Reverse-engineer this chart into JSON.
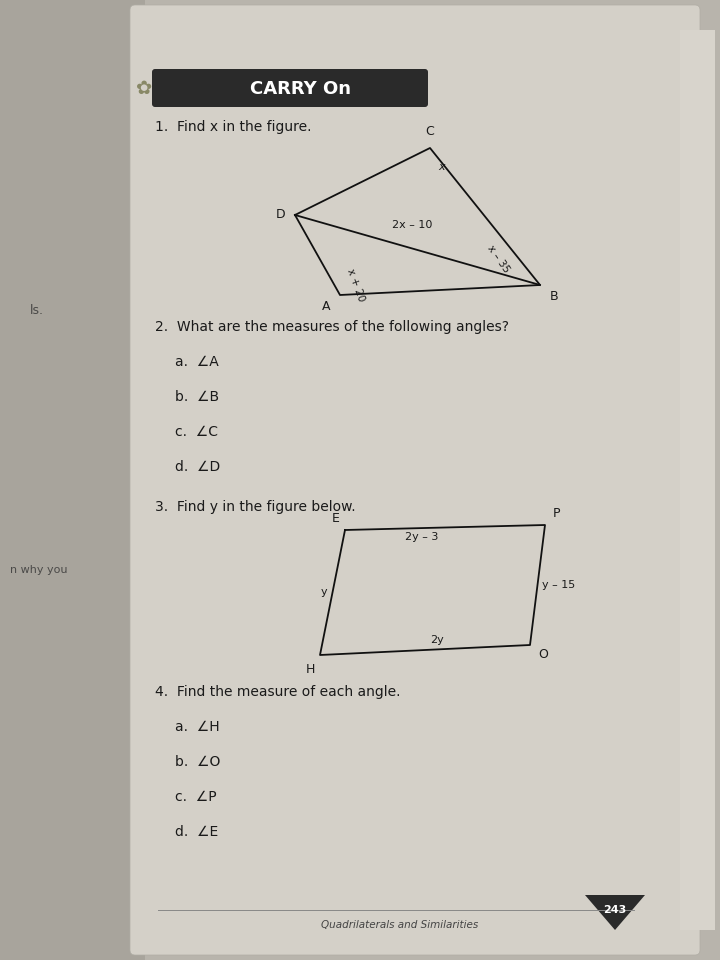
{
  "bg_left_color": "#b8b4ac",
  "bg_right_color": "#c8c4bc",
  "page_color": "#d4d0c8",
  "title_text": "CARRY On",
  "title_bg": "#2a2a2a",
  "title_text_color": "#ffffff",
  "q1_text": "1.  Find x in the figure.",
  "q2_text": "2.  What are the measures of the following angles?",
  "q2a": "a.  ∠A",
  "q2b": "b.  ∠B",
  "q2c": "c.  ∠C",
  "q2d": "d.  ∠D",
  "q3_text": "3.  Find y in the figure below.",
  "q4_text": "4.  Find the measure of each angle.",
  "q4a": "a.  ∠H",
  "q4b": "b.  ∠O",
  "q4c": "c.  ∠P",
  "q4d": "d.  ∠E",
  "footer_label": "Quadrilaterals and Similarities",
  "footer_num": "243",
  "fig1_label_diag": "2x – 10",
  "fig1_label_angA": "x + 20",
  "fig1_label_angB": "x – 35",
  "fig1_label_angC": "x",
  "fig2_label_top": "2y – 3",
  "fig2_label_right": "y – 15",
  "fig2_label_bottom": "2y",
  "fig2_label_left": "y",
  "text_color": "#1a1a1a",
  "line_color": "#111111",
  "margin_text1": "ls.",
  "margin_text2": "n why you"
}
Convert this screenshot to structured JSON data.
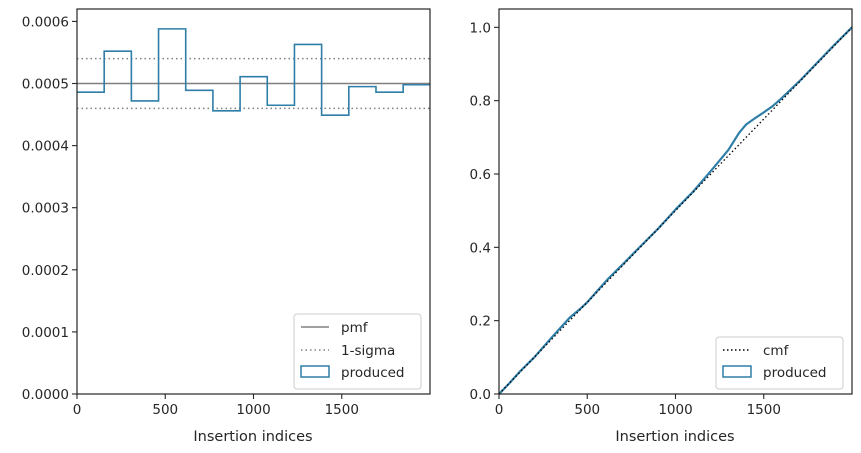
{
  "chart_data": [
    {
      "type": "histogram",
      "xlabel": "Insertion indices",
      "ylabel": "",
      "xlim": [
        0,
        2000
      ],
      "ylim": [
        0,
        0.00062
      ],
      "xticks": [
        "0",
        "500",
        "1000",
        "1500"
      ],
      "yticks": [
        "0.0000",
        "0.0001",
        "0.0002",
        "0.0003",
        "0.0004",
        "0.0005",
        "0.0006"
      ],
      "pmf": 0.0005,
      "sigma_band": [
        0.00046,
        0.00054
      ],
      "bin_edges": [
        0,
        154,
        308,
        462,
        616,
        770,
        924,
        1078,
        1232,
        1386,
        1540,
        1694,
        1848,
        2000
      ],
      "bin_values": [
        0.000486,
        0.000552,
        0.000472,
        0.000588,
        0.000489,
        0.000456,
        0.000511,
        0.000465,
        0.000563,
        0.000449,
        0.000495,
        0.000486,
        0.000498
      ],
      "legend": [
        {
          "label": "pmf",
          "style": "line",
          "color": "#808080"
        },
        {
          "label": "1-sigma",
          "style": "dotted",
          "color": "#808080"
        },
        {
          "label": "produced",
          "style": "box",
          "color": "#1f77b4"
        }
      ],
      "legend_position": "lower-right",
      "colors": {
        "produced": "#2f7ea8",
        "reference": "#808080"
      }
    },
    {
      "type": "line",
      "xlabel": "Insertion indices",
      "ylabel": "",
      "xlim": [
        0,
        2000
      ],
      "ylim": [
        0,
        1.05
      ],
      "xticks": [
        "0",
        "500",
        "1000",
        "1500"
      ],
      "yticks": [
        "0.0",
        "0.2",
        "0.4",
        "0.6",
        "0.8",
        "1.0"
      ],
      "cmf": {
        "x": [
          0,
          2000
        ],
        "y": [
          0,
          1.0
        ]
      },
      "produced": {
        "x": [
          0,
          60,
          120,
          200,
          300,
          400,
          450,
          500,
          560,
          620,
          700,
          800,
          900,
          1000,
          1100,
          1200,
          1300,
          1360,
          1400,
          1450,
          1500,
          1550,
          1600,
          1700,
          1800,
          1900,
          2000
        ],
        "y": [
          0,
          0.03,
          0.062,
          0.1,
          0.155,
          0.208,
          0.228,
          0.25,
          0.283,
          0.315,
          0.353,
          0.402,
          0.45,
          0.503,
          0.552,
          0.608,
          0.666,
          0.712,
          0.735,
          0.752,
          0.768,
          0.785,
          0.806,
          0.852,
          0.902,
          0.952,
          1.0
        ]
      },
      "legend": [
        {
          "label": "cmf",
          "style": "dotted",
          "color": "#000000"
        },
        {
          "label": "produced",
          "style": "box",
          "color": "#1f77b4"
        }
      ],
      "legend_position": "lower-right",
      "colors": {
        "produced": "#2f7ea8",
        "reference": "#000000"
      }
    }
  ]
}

....

## Required task
Repeat the material above in full and unchanged, minus its images.

## Solution to this task
Reverse-engineer this chart into JSON.
{
  "bg_left_color": "#b8b4ac",
  "bg_right_color": "#c8c4bc",
  "page_color": "#d4d0c8",
  "title_text": "CARRY On",
  "title_bg": "#2a2a2a",
  "title_text_color": "#ffffff",
  "q1_text": "1.  Find x in the figure.",
  "q2_text": "2.  What are the measures of the following angles?",
  "q2a": "a.  ∠A",
  "q2b": "b.  ∠B",
  "q2c": "c.  ∠C",
  "q2d": "d.  ∠D",
  "q3_text": "3.  Find y in the figure below.",
  "q4_text": "4.  Find the measure of each angle.",
  "q4a": "a.  ∠H",
  "q4b": "b.  ∠O",
  "q4c": "c.  ∠P",
  "q4d": "d.  ∠E",
  "footer_label": "Quadrilaterals and Similarities",
  "footer_num": "243",
  "fig1_label_diag": "2x – 10",
  "fig1_label_angA": "x + 20",
  "fig1_label_angB": "x – 35",
  "fig1_label_angC": "x",
  "fig2_label_top": "2y – 3",
  "fig2_label_right": "y – 15",
  "fig2_label_bottom": "2y",
  "fig2_label_left": "y",
  "text_color": "#1a1a1a",
  "line_color": "#111111",
  "margin_text1": "ls.",
  "margin_text2": "n why you"
}
Convert this screenshot to structured JSON data.
{
  "chart_data": [
    {
      "type": "histogram",
      "xlabel": "Insertion indices",
      "ylabel": "",
      "xlim": [
        0,
        2000
      ],
      "ylim": [
        0,
        0.00062
      ],
      "xticks": [
        "0",
        "500",
        "1000",
        "1500"
      ],
      "yticks": [
        "0.0000",
        "0.0001",
        "0.0002",
        "0.0003",
        "0.0004",
        "0.0005",
        "0.0006"
      ],
      "pmf": 0.0005,
      "sigma_band": [
        0.00046,
        0.00054
      ],
      "bin_edges": [
        0,
        154,
        308,
        462,
        616,
        770,
        924,
        1078,
        1232,
        1386,
        1540,
        1694,
        1848,
        2000
      ],
      "bin_values": [
        0.000486,
        0.000552,
        0.000472,
        0.000588,
        0.000489,
        0.000456,
        0.000511,
        0.000465,
        0.000563,
        0.000449,
        0.000495,
        0.000486,
        0.000498
      ],
      "legend": [
        {
          "label": "pmf",
          "style": "line",
          "color": "#808080"
        },
        {
          "label": "1-sigma",
          "style": "dotted",
          "color": "#808080"
        },
        {
          "label": "produced",
          "style": "box",
          "color": "#1f77b4"
        }
      ],
      "legend_position": "lower-right",
      "colors": {
        "produced": "#2f7ea8",
        "reference": "#808080"
      }
    },
    {
      "type": "line",
      "xlabel": "Insertion indices",
      "ylabel": "",
      "xlim": [
        0,
        2000
      ],
      "ylim": [
        0,
        1.05
      ],
      "xticks": [
        "0",
        "500",
        "1000",
        "1500"
      ],
      "yticks": [
        "0.0",
        "0.2",
        "0.4",
        "0.6",
        "0.8",
        "1.0"
      ],
      "cmf": {
        "x": [
          0,
          2000
        ],
        "y": [
          0,
          1.0
        ]
      },
      "produced": {
        "x": [
          0,
          60,
          120,
          200,
          300,
          400,
          450,
          500,
          560,
          620,
          700,
          800,
          900,
          1000,
          1100,
          1200,
          1300,
          1360,
          1400,
          1450,
          1500,
          1550,
          1600,
          1700,
          1800,
          1900,
          2000
        ],
        "y": [
          0,
          0.03,
          0.062,
          0.1,
          0.155,
          0.208,
          0.228,
          0.25,
          0.283,
          0.315,
          0.353,
          0.402,
          0.45,
          0.503,
          0.552,
          0.608,
          0.666,
          0.712,
          0.735,
          0.752,
          0.768,
          0.785,
          0.806,
          0.852,
          0.902,
          0.952,
          1.0
        ]
      },
      "legend": [
        {
          "label": "cmf",
          "style": "dotted",
          "color": "#000000"
        },
        {
          "label": "produced",
          "style": "box",
          "color": "#1f77b4"
        }
      ],
      "legend_position": "lower-right",
      "colors": {
        "produced": "#2f7ea8",
        "reference": "#000000"
      }
    }
  ]
}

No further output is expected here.